TASK DETAILS:
Rewrite the lines between the one holding "series-line-150-hz: [183, 807, 774, 1016]" and the one holding "legend: Carrier 90 Hz 150 Hz: [795, 801, 895, 876]", inclusive, as a JSON list of strings with one string per line and no blank lines.

Image element box data:
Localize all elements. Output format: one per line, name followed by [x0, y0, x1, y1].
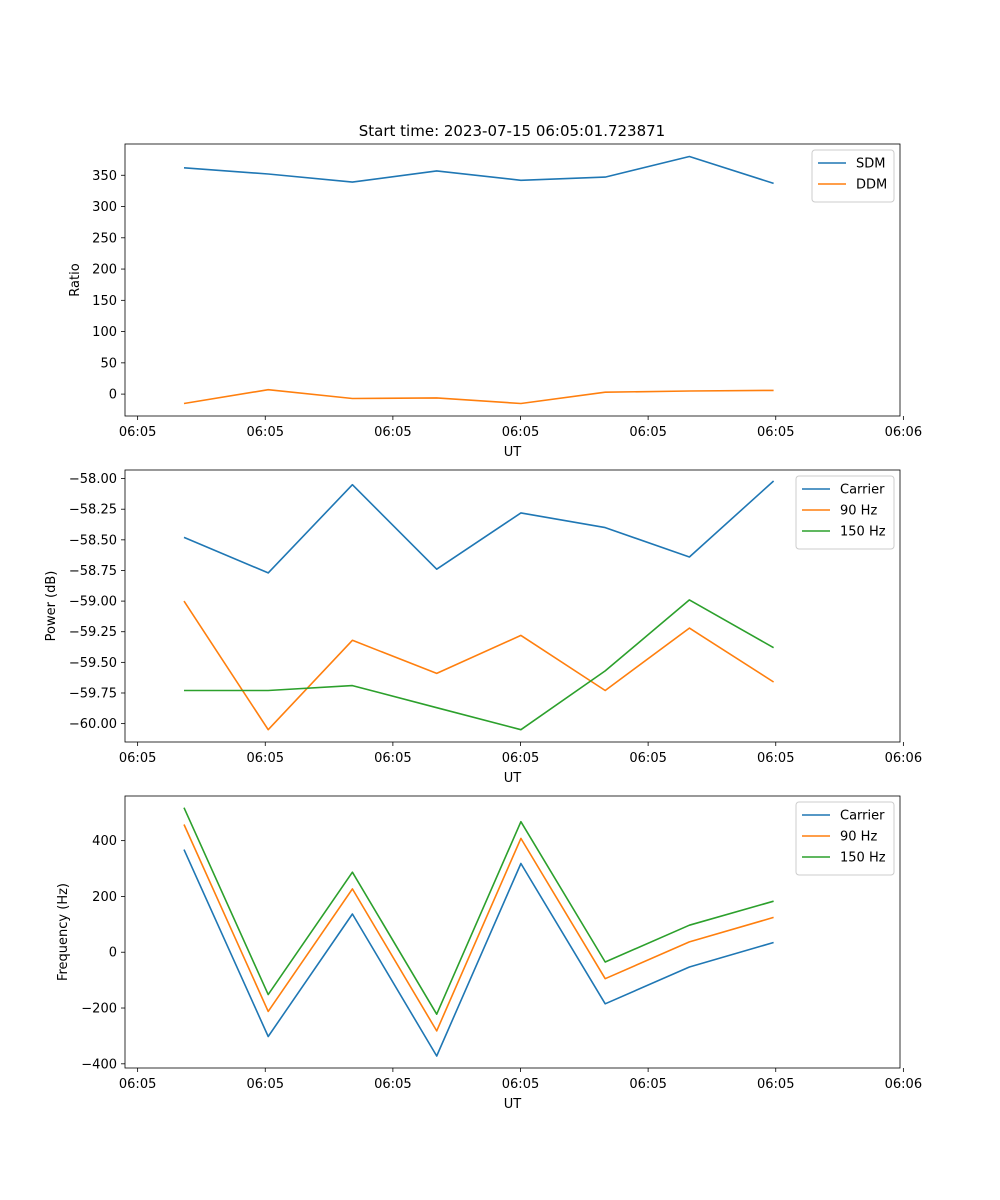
series-line-150-hz: [183, 807, 774, 1016]
axes-frame: [124, 795, 901, 1069]
y-tick-label: −59.50: [69, 656, 117, 671]
y-tick-label: −58.75: [69, 564, 117, 579]
x-tick-label: 06:05: [629, 1077, 666, 1092]
legend-label: DDM: [856, 178, 887, 193]
frequency-subplot: −400 −200 0 200 400 06:05 06:05 06:05 06:05 06:05…: [56, 795, 922, 1112]
x-tick-label: 06:05: [629, 751, 666, 766]
y-tick-label: 0: [109, 388, 117, 403]
y-tick-label: 300: [92, 200, 117, 215]
figure-title: Start time: 2023-07-15 06:05:01.723871: [359, 122, 665, 140]
x-tick-label: 06:05: [247, 425, 284, 440]
legend-label: 90 Hz: [840, 830, 877, 845]
legend: SDM DDM: [811, 149, 895, 203]
y-tick-label: −200: [81, 1002, 117, 1017]
y-axis-label: Frequency (Hz): [56, 883, 71, 981]
series-line-150-hz: [184, 599, 774, 731]
axes-frame: [124, 469, 901, 743]
legend-label: Carrier: [840, 483, 885, 498]
x-tick-label: 06:05: [247, 1077, 284, 1092]
y-tick-label: 250: [92, 231, 117, 246]
x-tick-label: 06:05: [247, 751, 284, 766]
legend-label: Carrier: [840, 809, 885, 824]
y-tick-label: 50: [100, 356, 117, 371]
y-tick-label: 400: [92, 834, 117, 849]
x-tick-label: 06:05: [502, 1077, 539, 1092]
x-tick-label: 06:05: [374, 1077, 411, 1092]
y-tick-label: 150: [92, 294, 117, 309]
legend-label: 150 Hz: [840, 525, 886, 540]
y-axis-label: Ratio: [68, 263, 83, 296]
x-axis-label: UT: [504, 445, 522, 460]
x-tick-label: 06:05: [374, 751, 411, 766]
y-tick-label: −58.50: [69, 533, 117, 548]
y-tick-label: −400: [81, 1057, 117, 1072]
x-tick-label: 06:06: [885, 425, 922, 440]
x-tick-label: 06:05: [119, 425, 156, 440]
series-line-90-hz: [183, 600, 775, 731]
x-tick-label: 06:05: [119, 751, 156, 766]
y-tick-label: −59.75: [69, 686, 117, 701]
series-line-carrier: [183, 849, 774, 1057]
x-axis-label: UT: [504, 771, 522, 786]
legend-label: 90 Hz: [840, 504, 877, 519]
x-tick-label: 06:05: [502, 751, 539, 766]
legend: Carrier 90 Hz 150 Hz: [795, 801, 895, 876]
x-tick-label: 06:06: [885, 1077, 922, 1092]
series-line-carrier: [183, 480, 775, 574]
y-tick-label: −58.25: [69, 503, 117, 518]
ratio-subplot: 0 50 100 150 200 250 300 350 06:05 06:05 06:05 06:0…: [68, 143, 922, 460]
x-tick-label: 06:05: [757, 751, 794, 766]
y-axis-label: Power (dB): [44, 571, 59, 642]
x-tick-label: 06:05: [119, 1077, 156, 1092]
axes-frame: [124, 143, 901, 417]
y-tick-label: −59.25: [69, 625, 117, 640]
legend-label: SDM: [856, 157, 885, 172]
x-tick-label: 06:05: [629, 425, 666, 440]
x-tick-label: 06:05: [502, 425, 539, 440]
legend: Carrier 90 Hz 150 Hz: [795, 475, 895, 550]
x-tick-label: 06:05: [757, 1077, 794, 1092]
y-tick-label: 0: [109, 946, 117, 961]
power-subplot: −60.00 −59.75 −59.50 −59.25 −59.00 −58.75 −58.…: [44, 469, 922, 786]
y-tick-label: −58.00: [69, 472, 117, 487]
x-tick-label: 06:05: [757, 425, 794, 440]
y-tick-label: −59.00: [69, 595, 117, 610]
x-axis-label: UT: [504, 1097, 522, 1112]
series-line-sdm: [183, 155, 774, 185]
legend-label: 150 Hz: [840, 851, 886, 866]
series-line-90-hz: [183, 824, 774, 1032]
y-tick-label: 200: [92, 890, 117, 905]
y-tick-label: −60.00: [69, 717, 117, 732]
series-line-ddm: [183, 388, 774, 405]
x-tick-label: 06:06: [885, 751, 922, 766]
x-tick-label: 06:05: [374, 425, 411, 440]
y-tick-label: 350: [92, 169, 117, 184]
y-tick-label: 100: [92, 325, 117, 340]
y-tick-label: 200: [92, 263, 117, 278]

RESULT OF THIS TASK:
[
  "series-line-150-hz: [183, 807, 774, 1016]",
  "axes-frame: [124, 795, 901, 1069]",
  "y-tick-label: −59.50: [69, 656, 117, 671]",
  "y-tick-label: −58.75: [69, 564, 117, 579]",
  "x-tick-label: 06:05: [629, 1077, 666, 1092]",
  "legend-label: DDM: [856, 178, 887, 193]",
  "frequency-subplot: −400 −200 0 200 400 06:05 06:05 06:05 06:05 06:05…: [56, 795, 922, 1112]",
  "x-tick-label: 06:05: [629, 751, 666, 766]",
  "y-tick-label: 0: [109, 388, 117, 403]",
  "y-tick-label: 300: [92, 200, 117, 215]",
  "figure-title: Start time: 2023-07-15 06:05:01.723871: [359, 122, 665, 140]",
  "x-tick-label: 06:05: [247, 425, 284, 440]",
  "legend-label: 90 Hz: [840, 830, 877, 845]",
  "legend: SDM DDM: [811, 149, 895, 203]",
  "y-tick-label: −200: [81, 1002, 117, 1017]",
  "y-axis-label: Frequency (Hz): [56, 883, 71, 981]",
  "series-line-150-hz: [184, 599, 774, 731]",
  "axes-frame: [124, 469, 901, 743]",
  "legend-label: Carrier: [840, 483, 885, 498]",
  "x-tick-label: 06:05: [247, 1077, 284, 1092]",
  "y-tick-label: 250: [92, 231, 117, 246]",
  "x-tick-label: 06:05: [247, 751, 284, 766]",
  "legend-label: Carrier: [840, 809, 885, 824]",
  "y-tick-label: 50: [100, 356, 117, 371]",
  "y-tick-label: 400: [92, 834, 117, 849]",
  "x-tick-label: 06:05: [502, 1077, 539, 1092]",
  "x-tick-label: 06:05: [374, 1077, 411, 1092]",
  "y-tick-label: 150: [92, 294, 117, 309]",
  "legend-label: 150 Hz: [840, 525, 886, 540]",
  "y-axis-label: Ratio: [68, 263, 83, 296]",
  "x-axis-label: UT: [504, 445, 522, 460]",
  "x-tick-label: 06:05: [374, 751, 411, 766]",
  "y-tick-label: −58.50: [69, 533, 117, 548]",
  "y-tick-label: −400: [81, 1057, 117, 1072]",
  "x-tick-label: 06:06: [885, 425, 922, 440]",
  "x-tick-label: 06:05: [119, 425, 156, 440]",
  "series-line-90-hz: [183, 600, 775, 731]",
  "x-tick-label: 06:05: [119, 751, 156, 766]",
  "y-tick-label: −59.75: [69, 686, 117, 701]",
  "series-line-carrier: [183, 849, 774, 1057]",
  "x-axis-label: UT: [504, 771, 522, 786]",
  "legend-label: 90 Hz: [840, 504, 877, 519]",
  "x-tick-label: 06:05: [502, 751, 539, 766]",
  "legend: Carrier 90 Hz 150 Hz: [795, 801, 895, 876]"
]